• _Record excerpts_:
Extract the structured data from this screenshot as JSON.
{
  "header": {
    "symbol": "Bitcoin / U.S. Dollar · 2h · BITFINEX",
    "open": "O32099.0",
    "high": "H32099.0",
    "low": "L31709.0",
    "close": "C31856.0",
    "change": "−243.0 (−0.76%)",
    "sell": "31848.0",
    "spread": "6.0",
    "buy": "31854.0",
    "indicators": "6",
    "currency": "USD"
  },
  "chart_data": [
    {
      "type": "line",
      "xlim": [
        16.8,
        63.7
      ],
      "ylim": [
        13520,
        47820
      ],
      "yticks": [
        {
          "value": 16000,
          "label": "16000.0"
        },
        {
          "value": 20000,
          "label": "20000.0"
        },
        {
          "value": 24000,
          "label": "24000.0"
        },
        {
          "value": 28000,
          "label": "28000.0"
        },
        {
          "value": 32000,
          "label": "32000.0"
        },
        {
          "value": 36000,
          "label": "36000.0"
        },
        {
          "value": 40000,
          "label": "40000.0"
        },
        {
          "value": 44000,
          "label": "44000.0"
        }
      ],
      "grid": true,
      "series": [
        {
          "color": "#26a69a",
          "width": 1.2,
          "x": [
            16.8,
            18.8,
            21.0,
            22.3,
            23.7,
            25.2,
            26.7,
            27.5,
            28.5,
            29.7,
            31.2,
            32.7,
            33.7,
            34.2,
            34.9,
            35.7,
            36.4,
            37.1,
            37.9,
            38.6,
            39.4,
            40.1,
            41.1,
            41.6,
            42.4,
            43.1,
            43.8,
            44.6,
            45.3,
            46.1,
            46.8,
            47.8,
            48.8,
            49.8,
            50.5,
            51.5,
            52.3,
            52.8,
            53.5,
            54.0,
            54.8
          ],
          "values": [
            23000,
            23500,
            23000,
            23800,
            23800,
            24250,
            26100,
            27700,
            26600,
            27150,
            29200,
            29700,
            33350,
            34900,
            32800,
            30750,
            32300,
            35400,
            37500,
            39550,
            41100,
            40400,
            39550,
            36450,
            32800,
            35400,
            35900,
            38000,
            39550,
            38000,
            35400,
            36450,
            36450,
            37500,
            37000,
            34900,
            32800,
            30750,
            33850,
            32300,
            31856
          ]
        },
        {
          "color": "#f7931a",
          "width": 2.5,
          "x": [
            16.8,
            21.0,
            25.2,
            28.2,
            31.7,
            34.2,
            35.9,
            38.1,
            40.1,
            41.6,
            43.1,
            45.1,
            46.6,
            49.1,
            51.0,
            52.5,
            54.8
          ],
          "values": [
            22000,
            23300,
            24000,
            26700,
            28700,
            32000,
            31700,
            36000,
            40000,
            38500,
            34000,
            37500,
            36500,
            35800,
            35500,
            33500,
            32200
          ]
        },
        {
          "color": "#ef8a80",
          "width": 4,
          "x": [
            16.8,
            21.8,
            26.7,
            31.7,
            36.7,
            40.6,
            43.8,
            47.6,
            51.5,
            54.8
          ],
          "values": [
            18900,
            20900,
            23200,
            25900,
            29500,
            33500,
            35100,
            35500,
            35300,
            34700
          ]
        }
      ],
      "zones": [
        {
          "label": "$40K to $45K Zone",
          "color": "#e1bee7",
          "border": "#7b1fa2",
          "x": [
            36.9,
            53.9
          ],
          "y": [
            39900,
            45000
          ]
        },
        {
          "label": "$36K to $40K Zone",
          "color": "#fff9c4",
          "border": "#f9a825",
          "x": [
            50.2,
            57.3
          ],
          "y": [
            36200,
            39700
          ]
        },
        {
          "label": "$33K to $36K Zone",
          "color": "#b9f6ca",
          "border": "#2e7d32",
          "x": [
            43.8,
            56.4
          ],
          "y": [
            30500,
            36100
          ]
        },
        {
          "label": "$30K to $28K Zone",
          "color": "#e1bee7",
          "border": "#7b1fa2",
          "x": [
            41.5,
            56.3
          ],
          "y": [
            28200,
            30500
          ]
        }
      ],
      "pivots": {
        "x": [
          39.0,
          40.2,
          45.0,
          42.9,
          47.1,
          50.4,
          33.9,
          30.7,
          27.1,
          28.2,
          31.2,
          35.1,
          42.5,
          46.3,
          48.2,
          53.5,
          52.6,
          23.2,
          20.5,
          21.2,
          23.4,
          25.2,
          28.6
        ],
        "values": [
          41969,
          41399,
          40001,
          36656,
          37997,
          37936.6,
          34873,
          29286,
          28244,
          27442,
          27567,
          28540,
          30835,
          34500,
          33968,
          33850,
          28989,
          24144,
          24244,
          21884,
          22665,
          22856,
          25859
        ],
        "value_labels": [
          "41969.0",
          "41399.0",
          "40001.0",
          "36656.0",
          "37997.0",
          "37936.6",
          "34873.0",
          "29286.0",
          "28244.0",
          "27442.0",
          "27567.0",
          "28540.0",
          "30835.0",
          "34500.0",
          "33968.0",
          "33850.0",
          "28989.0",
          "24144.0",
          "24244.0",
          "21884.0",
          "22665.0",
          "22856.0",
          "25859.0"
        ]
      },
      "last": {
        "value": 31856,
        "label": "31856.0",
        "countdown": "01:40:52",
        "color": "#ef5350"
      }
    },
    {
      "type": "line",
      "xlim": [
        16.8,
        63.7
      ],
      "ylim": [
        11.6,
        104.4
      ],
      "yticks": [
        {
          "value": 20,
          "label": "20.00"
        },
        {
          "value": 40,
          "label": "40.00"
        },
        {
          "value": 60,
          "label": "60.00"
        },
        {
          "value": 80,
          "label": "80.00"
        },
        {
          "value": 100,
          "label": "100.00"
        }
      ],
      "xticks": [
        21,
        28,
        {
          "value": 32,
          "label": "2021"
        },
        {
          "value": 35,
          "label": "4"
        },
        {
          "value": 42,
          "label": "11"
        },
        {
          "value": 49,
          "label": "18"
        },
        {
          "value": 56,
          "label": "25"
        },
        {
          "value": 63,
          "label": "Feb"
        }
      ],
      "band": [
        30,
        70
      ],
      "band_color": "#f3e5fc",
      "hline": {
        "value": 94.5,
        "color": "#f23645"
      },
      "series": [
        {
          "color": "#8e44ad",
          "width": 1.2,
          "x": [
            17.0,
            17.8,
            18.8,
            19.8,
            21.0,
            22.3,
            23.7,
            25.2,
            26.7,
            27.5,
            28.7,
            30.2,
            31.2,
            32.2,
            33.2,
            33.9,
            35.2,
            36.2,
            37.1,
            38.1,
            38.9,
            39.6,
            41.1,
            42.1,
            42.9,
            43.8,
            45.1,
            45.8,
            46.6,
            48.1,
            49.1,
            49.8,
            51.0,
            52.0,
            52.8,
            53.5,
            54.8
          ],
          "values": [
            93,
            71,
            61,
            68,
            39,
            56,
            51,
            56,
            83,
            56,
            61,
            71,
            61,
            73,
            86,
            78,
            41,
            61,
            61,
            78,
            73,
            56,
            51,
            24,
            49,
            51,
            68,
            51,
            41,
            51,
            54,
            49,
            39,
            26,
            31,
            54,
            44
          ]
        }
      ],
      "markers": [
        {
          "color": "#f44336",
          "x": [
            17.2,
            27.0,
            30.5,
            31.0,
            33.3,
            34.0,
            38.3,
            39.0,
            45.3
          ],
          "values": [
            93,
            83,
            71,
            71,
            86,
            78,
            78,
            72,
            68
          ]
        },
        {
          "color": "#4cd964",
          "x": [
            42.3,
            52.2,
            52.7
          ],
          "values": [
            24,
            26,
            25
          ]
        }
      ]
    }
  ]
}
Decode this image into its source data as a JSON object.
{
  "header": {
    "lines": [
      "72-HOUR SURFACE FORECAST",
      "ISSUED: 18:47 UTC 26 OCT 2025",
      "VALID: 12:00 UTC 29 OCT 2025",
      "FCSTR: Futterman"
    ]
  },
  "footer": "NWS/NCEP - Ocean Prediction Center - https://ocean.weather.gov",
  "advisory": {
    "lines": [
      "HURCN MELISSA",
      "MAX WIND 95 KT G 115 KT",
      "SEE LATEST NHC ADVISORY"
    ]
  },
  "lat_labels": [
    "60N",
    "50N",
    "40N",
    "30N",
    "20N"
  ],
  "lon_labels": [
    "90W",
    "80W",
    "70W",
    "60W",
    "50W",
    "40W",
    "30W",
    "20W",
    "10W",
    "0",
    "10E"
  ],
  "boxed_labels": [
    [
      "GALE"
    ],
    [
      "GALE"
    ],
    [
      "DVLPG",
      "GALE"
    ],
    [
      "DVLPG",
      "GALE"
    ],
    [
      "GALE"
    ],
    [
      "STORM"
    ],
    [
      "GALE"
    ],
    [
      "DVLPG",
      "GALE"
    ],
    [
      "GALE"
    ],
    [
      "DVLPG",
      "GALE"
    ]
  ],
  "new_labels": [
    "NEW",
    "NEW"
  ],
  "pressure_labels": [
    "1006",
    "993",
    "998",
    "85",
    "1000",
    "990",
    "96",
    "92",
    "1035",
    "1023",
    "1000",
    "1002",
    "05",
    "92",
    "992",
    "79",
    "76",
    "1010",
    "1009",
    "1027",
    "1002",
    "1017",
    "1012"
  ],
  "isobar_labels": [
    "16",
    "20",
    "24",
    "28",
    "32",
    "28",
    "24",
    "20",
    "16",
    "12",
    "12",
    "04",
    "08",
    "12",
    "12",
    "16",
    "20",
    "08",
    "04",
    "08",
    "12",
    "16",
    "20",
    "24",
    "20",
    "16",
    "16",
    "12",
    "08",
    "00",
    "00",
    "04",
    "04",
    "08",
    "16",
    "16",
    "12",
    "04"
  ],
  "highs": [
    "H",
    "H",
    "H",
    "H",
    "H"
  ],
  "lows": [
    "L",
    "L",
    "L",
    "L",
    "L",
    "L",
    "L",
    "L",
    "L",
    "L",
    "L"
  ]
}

• _What to produce_:
In the entries above, identify each line that includes the string "border", then copy it.

• _Final result_:
          "border": "#7b1fa2",
          "border": "#f9a825",
          "border": "#2e7d32",
          "border": "#7b1fa2",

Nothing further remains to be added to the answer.